→ Dataset entries
* * *
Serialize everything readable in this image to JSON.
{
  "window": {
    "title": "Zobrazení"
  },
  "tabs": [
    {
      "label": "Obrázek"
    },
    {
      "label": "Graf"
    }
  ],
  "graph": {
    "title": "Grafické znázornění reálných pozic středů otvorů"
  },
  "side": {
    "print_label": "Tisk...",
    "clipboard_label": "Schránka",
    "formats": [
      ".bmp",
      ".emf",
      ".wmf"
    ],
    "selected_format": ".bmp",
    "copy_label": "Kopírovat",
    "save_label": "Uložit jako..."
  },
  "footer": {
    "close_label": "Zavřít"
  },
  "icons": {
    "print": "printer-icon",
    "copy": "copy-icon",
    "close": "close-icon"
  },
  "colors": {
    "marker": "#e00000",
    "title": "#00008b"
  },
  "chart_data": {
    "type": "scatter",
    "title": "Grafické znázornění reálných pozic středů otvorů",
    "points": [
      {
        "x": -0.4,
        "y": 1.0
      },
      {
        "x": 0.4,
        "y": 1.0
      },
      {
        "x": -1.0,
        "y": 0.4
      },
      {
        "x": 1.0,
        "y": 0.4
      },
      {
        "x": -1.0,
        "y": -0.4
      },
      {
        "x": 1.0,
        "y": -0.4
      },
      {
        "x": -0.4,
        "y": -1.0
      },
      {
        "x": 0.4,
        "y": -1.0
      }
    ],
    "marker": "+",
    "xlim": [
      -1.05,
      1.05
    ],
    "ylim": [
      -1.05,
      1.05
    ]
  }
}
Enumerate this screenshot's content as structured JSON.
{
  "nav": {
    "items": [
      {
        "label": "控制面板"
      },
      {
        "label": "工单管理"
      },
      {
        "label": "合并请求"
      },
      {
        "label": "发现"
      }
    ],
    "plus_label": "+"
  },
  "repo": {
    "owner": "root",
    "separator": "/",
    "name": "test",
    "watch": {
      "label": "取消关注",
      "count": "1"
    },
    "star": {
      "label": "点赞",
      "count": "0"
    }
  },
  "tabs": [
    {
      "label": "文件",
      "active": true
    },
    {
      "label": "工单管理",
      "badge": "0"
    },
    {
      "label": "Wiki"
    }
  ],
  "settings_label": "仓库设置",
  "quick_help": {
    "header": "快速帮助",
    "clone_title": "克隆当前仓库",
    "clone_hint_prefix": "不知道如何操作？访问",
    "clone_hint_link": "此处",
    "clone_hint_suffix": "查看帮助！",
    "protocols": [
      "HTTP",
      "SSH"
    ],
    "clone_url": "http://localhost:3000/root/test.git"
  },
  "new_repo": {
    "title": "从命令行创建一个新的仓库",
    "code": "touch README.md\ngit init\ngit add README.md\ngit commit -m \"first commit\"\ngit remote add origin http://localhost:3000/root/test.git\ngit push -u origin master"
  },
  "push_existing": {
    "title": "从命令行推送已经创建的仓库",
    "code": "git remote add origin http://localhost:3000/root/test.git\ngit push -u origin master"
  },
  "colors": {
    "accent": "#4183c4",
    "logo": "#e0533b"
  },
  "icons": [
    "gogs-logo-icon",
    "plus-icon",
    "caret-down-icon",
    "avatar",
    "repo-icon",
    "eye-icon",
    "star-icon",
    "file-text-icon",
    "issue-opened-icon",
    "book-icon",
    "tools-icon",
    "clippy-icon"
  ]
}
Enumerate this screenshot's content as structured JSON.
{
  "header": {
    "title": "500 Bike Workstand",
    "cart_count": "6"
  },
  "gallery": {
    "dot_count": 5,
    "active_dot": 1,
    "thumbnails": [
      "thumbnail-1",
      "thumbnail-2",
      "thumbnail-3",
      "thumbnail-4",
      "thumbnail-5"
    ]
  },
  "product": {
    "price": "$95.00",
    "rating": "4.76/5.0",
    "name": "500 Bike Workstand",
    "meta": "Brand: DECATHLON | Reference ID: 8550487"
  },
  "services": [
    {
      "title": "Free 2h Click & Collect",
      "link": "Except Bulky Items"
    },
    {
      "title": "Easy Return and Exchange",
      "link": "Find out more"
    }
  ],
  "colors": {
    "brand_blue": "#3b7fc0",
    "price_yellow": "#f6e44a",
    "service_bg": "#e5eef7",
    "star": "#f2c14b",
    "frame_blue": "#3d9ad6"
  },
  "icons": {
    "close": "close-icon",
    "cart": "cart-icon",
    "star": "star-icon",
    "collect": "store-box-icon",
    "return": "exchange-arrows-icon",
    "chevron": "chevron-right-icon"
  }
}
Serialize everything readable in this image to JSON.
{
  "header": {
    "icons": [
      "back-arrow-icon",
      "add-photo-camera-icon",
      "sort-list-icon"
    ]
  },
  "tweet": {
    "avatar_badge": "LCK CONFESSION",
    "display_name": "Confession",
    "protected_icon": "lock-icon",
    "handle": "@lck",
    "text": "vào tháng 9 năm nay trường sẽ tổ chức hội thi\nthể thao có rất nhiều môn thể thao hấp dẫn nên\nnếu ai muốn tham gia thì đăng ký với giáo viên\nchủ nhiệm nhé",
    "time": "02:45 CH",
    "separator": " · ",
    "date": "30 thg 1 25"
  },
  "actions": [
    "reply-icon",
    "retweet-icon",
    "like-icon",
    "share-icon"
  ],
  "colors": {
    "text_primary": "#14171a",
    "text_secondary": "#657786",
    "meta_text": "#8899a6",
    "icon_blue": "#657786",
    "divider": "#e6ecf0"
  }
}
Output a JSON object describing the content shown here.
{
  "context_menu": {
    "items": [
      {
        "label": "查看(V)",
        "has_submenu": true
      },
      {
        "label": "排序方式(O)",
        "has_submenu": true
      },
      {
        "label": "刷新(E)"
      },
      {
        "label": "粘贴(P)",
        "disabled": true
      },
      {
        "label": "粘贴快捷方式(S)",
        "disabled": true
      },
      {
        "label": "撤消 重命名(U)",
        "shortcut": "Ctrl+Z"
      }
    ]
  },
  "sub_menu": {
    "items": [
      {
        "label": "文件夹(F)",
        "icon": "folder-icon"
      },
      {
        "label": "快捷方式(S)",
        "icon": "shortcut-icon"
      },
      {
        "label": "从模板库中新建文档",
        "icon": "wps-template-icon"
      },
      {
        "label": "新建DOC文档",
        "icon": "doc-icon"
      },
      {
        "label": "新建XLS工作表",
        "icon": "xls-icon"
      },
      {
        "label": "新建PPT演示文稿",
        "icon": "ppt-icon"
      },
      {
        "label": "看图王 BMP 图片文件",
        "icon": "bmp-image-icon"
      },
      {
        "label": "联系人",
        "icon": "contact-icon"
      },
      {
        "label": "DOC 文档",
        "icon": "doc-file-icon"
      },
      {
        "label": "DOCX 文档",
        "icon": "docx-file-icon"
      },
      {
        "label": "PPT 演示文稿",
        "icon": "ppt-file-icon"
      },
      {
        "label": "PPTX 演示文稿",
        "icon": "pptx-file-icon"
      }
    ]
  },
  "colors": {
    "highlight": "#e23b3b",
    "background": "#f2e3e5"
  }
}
* * *
→ Exercise requirements
Copy out the material word for word and line for line.

→ Final result
Serialize everything readable in this image to JSON.
{
  "window": {
    "title": "Zobrazení"
  },
  "tabs": [
    {
      "label": "Obrázek"
    },
    {
      "label": "Graf"
    }
  ],
  "graph": {
    "title": "Grafické znázornění reálných pozic středů otvorů"
  },
  "side": {
    "print_label": "Tisk...",
    "clipboard_label": "Schránka",
    "formats": [
      ".bmp",
      ".emf",
      ".wmf"
    ],
    "selected_format": ".bmp",
    "copy_label": "Kopírovat",
    "save_label": "Uložit jako..."
  },
  "footer": {
    "close_label": "Zavřít"
  },
  "icons": {
    "print": "printer-icon",
    "copy": "copy-icon",
    "close": "close-icon"
  },
  "colors": {
    "marker": "#e00000",
    "title": "#00008b"
  },
  "chart_data": {
    "type": "scatter",
    "title": "Grafické znázornění reálných pozic středů otvorů",
    "points": [
      {
        "x": -0.4,
        "y": 1.0
      },
      {
        "x": 0.4,
        "y": 1.0
      },
      {
        "x": -1.0,
        "y": 0.4
      },
      {
        "x": 1.0,
        "y": 0.4
      },
      {
        "x": -1.0,
        "y": -0.4
      },
      {
        "x": 1.0,
        "y": -0.4
      },
      {
        "x": -0.4,
        "y": -1.0
      },
      {
        "x": 0.4,
        "y": -1.0
      }
    ],
    "marker": "+",
    "xlim": [
      -1.05,
      1.05
    ],
    "ylim": [
      -1.05,
      1.05
    ]
  }
}
Enumerate this screenshot's content as structured JSON.
{
  "nav": {
    "items": [
      {
        "label": "控制面板"
      },
      {
        "label": "工单管理"
      },
      {
        "label": "合并请求"
      },
      {
        "label": "发现"
      }
    ],
    "plus_label": "+"
  },
  "repo": {
    "owner": "root",
    "separator": "/",
    "name": "test",
    "watch": {
      "label": "取消关注",
      "count": "1"
    },
    "star": {
      "label": "点赞",
      "count": "0"
    }
  },
  "tabs": [
    {
      "label": "文件",
      "active": true
    },
    {
      "label": "工单管理",
      "badge": "0"
    },
    {
      "label": "Wiki"
    }
  ],
  "settings_label": "仓库设置",
  "quick_help": {
    "header": "快速帮助",
    "clone_title": "克隆当前仓库",
    "clone_hint_prefix": "不知道如何操作？访问",
    "clone_hint_link": "此处",
    "clone_hint_suffix": "查看帮助！",
    "protocols": [
      "HTTP",
      "SSH"
    ],
    "clone_url": "http://localhost:3000/root/test.git"
  },
  "new_repo": {
    "title": "从命令行创建一个新的仓库",
    "code": "touch README.md\ngit init\ngit add README.md\ngit commit -m \"first commit\"\ngit remote add origin http://localhost:3000/root/test.git\ngit push -u origin master"
  },
  "push_existing": {
    "title": "从命令行推送已经创建的仓库",
    "code": "git remote add origin http://localhost:3000/root/test.git\ngit push -u origin master"
  },
  "colors": {
    "accent": "#4183c4",
    "logo": "#e0533b"
  },
  "icons": [
    "gogs-logo-icon",
    "plus-icon",
    "caret-down-icon",
    "avatar",
    "repo-icon",
    "eye-icon",
    "star-icon",
    "file-text-icon",
    "issue-opened-icon",
    "book-icon",
    "tools-icon",
    "clippy-icon"
  ]
}
Enumerate this screenshot's content as structured JSON.
{
  "header": {
    "title": "500 Bike Workstand",
    "cart_count": "6"
  },
  "gallery": {
    "dot_count": 5,
    "active_dot": 1,
    "thumbnails": [
      "thumbnail-1",
      "thumbnail-2",
      "thumbnail-3",
      "thumbnail-4",
      "thumbnail-5"
    ]
  },
  "product": {
    "price": "$95.00",
    "rating": "4.76/5.0",
    "name": "500 Bike Workstand",
    "meta": "Brand: DECATHLON | Reference ID: 8550487"
  },
  "services": [
    {
      "title": "Free 2h Click & Collect",
      "link": "Except Bulky Items"
    },
    {
      "title": "Easy Return and Exchange",
      "link": "Find out more"
    }
  ],
  "colors": {
    "brand_blue": "#3b7fc0",
    "price_yellow": "#f6e44a",
    "service_bg": "#e5eef7",
    "star": "#f2c14b",
    "frame_blue": "#3d9ad6"
  },
  "icons": {
    "close": "close-icon",
    "cart": "cart-icon",
    "star": "star-icon",
    "collect": "store-box-icon",
    "return": "exchange-arrows-icon",
    "chevron": "chevron-right-icon"
  }
}
Serialize everything readable in this image to JSON.
{
  "header": {
    "icons": [
      "back-arrow-icon",
      "add-photo-camera-icon",
      "sort-list-icon"
    ]
  },
  "tweet": {
    "avatar_badge": "LCK CONFESSION",
    "display_name": "Confession",
    "protected_icon": "lock-icon",
    "handle": "@lck",
    "text": "vào tháng 9 năm nay trường sẽ tổ chức hội thi\nthể thao có rất nhiều môn thể thao hấp dẫn nên\nnếu ai muốn tham gia thì đăng ký với giáo viên\nchủ nhiệm nhé",
    "time": "02:45 CH",
    "separator": " · ",
    "date": "30 thg 1 25"
  },
  "actions": [
    "reply-icon",
    "retweet-icon",
    "like-icon",
    "share-icon"
  ],
  "colors": {
    "text_primary": "#14171a",
    "text_secondary": "#657786",
    "meta_text": "#8899a6",
    "icon_blue": "#657786",
    "divider": "#e6ecf0"
  }
}
Output a JSON object describing the content shown here.
{
  "context_menu": {
    "items": [
      {
        "label": "查看(V)",
        "has_submenu": true
      },
      {
        "label": "排序方式(O)",
        "has_submenu": true
      },
      {
        "label": "刷新(E)"
      },
      {
        "label": "粘贴(P)",
        "disabled": true
      },
      {
        "label": "粘贴快捷方式(S)",
        "disabled": true
      },
      {
        "label": "撤消 重命名(U)",
        "shortcut": "Ctrl+Z"
      }
    ]
  },
  "sub_menu": {
    "items": [
      {
        "label": "文件夹(F)",
        "icon": "folder-icon"
      },
      {
        "label": "快捷方式(S)",
        "icon": "shortcut-icon"
      },
      {
        "label": "从模板库中新建文档",
        "icon": "wps-template-icon"
      },
      {
        "label": "新建DOC文档",
        "icon": "doc-icon"
      },
      {
        "label": "新建XLS工作表",
        "icon": "xls-icon"
      },
      {
        "label": "新建PPT演示文稿",
        "icon": "ppt-icon"
      },
      {
        "label": "看图王 BMP 图片文件",
        "icon": "bmp-image-icon"
      },
      {
        "label": "联系人",
        "icon": "contact-icon"
      },
      {
        "label": "DOC 文档",
        "icon": "doc-file-icon"
      },
      {
        "label": "DOCX 文档",
        "icon": "docx-file-icon"
      },
      {
        "label": "PPT 演示文稿",
        "icon": "ppt-file-icon"
      },
      {
        "label": "PPTX 演示文稿",
        "icon": "pptx-file-icon"
      }
    ]
  },
  "colors": {
    "highlight": "#e23b3b",
    "background": "#f2e3e5"
  }
}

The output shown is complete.